EXERCISE: Write out exactly the lines from the one containing "Serialize everything readable" through the last line of the records below, including both.

Stored dataset items:
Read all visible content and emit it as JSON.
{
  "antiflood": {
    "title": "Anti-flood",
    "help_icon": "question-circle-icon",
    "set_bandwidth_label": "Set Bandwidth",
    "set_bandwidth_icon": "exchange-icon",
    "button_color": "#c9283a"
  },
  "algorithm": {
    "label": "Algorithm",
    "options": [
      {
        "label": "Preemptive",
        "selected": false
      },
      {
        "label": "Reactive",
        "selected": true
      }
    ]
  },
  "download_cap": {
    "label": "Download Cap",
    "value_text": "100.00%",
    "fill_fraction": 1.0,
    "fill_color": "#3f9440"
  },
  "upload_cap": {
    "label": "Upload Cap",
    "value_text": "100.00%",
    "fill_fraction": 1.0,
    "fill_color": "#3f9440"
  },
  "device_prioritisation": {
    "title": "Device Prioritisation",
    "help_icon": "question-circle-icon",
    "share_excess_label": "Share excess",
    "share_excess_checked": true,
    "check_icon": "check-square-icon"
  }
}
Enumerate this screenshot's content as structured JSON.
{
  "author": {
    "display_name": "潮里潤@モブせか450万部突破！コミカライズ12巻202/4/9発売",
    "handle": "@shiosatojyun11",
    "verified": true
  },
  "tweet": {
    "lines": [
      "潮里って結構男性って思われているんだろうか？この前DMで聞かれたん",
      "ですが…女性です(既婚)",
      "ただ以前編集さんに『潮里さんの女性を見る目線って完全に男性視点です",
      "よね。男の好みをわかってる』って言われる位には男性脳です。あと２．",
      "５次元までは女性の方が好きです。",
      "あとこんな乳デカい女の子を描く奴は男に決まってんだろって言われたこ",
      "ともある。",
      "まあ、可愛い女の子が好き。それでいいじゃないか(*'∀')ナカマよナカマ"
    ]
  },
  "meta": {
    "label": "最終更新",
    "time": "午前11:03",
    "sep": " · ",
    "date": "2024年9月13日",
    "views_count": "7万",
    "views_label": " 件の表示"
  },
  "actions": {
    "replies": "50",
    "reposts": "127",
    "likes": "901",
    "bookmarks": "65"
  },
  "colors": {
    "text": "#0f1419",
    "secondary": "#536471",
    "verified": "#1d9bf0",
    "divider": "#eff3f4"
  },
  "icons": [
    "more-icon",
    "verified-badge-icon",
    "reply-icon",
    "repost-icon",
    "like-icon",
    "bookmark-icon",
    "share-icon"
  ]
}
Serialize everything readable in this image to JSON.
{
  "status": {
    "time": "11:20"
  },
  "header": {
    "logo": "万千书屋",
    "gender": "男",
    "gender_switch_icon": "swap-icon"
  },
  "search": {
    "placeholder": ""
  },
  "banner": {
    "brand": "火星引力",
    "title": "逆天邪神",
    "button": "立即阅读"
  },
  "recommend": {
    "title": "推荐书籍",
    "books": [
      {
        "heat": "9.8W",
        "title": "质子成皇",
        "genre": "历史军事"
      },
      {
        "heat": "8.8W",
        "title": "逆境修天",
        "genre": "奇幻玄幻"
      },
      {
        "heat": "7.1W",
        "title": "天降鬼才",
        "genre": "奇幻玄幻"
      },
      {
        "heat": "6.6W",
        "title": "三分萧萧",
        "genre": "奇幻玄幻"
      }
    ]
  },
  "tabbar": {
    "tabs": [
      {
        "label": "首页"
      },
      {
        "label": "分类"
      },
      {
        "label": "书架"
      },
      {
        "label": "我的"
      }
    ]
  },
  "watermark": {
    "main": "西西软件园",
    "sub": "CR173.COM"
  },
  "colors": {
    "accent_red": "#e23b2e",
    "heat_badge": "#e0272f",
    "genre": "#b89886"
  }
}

RESPONSE BELOW:
Serialize everything readable in this image to JSON.
{
  "status": {
    "time": "11:20"
  },
  "header": {
    "logo": "万千书屋",
    "gender": "男",
    "gender_switch_icon": "swap-icon"
  },
  "search": {
    "placeholder": ""
  },
  "banner": {
    "brand": "火星引力",
    "title": "逆天邪神",
    "button": "立即阅读"
  },
  "recommend": {
    "title": "推荐书籍",
    "books": [
      {
        "heat": "9.8W",
        "title": "质子成皇",
        "genre": "历史军事"
      },
      {
        "heat": "8.8W",
        "title": "逆境修天",
        "genre": "奇幻玄幻"
      },
      {
        "heat": "7.1W",
        "title": "天降鬼才",
        "genre": "奇幻玄幻"
      },
      {
        "heat": "6.6W",
        "title": "三分萧萧",
        "genre": "奇幻玄幻"
      }
    ]
  },
  "tabbar": {
    "tabs": [
      {
        "label": "首页"
      },
      {
        "label": "分类"
      },
      {
        "label": "书架"
      },
      {
        "label": "我的"
      }
    ]
  },
  "watermark": {
    "main": "西西软件园",
    "sub": "CR173.COM"
  },
  "colors": {
    "accent_red": "#e23b2e",
    "heat_badge": "#e0272f",
    "genre": "#b89886"
  }
}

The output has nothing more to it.